● STATED GOAL:
State how many lines of the data contain the word "AvoidUsageApiCheck", and write nothing besides the number.

======== DATA SHOWN

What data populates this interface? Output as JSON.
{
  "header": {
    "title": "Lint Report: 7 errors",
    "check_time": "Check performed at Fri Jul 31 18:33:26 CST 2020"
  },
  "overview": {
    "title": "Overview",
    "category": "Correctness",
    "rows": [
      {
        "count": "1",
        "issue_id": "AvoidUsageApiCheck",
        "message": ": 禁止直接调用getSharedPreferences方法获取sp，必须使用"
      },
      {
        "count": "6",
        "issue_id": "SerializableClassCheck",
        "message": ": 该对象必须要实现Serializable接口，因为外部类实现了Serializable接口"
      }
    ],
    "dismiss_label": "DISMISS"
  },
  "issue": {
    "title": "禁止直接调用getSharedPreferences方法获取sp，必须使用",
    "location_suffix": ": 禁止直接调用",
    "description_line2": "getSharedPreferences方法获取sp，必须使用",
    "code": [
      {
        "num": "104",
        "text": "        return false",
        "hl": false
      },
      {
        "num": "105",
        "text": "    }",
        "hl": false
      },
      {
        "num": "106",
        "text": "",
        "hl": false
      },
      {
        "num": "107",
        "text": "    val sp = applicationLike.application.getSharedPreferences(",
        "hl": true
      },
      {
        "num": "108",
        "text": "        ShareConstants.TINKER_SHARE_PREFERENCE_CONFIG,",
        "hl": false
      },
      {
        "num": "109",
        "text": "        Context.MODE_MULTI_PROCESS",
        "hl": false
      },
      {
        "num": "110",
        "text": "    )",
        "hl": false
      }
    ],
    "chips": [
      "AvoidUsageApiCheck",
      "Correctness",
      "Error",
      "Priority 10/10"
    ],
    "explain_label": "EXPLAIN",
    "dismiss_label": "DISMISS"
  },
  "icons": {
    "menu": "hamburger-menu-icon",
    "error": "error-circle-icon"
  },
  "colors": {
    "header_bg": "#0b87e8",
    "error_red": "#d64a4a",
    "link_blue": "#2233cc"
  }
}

================

● RESULT OF THIS EXERCISE:
2